How many lines hold the string "average"? Give only the number.

Dataset content>
══════════

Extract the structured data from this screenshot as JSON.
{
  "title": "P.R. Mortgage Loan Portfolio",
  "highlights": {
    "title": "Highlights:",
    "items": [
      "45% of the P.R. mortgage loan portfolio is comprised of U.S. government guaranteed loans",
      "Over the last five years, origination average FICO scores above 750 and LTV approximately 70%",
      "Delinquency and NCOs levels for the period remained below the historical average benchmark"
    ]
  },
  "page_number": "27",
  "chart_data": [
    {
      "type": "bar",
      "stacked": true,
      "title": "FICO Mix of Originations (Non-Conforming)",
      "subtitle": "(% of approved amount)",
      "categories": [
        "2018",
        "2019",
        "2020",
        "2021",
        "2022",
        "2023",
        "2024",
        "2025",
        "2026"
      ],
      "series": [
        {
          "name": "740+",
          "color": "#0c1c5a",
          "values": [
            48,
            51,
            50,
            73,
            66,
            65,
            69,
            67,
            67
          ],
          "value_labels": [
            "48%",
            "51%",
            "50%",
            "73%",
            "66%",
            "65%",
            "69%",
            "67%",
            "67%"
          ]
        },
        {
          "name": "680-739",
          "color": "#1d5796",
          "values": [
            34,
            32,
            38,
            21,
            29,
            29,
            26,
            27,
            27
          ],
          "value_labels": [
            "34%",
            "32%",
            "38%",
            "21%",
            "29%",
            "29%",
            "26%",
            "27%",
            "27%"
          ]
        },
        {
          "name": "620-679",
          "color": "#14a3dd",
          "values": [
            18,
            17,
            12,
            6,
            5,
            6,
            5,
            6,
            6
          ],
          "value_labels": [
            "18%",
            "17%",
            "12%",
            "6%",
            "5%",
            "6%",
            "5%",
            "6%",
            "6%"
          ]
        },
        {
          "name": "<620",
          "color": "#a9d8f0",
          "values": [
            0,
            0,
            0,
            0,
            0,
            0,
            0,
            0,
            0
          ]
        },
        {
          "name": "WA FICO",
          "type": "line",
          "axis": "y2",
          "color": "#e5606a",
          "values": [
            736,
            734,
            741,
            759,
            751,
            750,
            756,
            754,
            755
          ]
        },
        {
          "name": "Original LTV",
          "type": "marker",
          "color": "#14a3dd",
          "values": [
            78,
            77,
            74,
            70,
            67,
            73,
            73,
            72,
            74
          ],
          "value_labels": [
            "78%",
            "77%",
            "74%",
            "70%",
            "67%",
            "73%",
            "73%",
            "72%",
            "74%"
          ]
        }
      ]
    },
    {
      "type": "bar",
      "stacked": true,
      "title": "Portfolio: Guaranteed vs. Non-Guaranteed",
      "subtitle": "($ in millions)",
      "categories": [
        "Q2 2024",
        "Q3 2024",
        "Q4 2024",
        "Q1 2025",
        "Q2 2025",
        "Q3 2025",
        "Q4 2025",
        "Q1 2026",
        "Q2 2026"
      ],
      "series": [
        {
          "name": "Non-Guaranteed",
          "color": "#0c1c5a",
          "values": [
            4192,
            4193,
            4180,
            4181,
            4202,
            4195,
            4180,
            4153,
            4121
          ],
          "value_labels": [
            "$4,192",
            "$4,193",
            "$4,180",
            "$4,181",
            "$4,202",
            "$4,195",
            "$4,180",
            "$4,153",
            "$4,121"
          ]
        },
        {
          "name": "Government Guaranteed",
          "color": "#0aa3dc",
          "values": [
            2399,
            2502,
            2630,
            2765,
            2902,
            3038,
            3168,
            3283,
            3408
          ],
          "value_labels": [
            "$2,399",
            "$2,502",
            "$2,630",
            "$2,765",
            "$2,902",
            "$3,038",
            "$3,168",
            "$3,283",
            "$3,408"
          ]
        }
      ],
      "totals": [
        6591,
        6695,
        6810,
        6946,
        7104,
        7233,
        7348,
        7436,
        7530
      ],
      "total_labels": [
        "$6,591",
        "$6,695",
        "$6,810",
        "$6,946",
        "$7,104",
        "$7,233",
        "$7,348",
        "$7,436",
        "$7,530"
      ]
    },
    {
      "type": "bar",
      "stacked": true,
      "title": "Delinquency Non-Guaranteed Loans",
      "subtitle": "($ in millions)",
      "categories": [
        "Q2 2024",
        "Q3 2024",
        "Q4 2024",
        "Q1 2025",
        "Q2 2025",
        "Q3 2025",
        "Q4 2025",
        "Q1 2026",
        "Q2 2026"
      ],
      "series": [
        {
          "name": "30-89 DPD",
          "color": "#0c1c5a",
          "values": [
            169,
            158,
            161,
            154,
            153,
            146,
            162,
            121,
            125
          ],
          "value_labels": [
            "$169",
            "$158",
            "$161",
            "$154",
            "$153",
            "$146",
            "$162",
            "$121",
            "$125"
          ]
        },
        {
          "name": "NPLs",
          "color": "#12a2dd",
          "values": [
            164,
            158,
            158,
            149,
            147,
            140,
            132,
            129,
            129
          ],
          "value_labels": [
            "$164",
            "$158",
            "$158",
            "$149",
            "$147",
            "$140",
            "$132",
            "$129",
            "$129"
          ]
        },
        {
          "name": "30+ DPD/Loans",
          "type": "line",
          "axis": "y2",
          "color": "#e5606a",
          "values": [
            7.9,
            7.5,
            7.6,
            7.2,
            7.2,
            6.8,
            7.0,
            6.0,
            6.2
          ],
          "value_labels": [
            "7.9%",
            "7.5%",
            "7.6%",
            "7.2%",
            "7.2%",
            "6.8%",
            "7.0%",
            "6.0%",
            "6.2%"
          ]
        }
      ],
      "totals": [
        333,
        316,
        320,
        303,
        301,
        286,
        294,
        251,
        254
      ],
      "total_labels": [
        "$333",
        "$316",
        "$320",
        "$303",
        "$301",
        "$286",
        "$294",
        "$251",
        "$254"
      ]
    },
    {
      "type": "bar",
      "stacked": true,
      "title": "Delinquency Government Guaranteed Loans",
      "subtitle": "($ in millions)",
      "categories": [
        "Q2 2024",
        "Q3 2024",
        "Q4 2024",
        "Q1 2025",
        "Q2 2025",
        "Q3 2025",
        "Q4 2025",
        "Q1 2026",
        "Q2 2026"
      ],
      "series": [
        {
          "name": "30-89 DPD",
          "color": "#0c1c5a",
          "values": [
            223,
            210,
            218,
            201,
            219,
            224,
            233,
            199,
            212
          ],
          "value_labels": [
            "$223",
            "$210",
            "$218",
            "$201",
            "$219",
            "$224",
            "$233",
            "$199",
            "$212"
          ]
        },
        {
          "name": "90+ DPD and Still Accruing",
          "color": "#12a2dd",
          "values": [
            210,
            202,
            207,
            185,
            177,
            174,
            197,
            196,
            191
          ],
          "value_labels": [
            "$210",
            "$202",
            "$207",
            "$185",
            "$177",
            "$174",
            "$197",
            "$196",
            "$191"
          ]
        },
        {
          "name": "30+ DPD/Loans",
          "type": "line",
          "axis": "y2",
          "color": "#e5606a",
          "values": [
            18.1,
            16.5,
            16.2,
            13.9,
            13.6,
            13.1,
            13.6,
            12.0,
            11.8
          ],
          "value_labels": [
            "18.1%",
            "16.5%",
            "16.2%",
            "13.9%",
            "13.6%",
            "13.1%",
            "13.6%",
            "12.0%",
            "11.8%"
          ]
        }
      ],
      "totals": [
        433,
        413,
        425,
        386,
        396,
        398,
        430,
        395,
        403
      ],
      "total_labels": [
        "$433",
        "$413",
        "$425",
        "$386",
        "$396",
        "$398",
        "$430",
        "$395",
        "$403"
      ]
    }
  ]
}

══════════

Expected answer>
2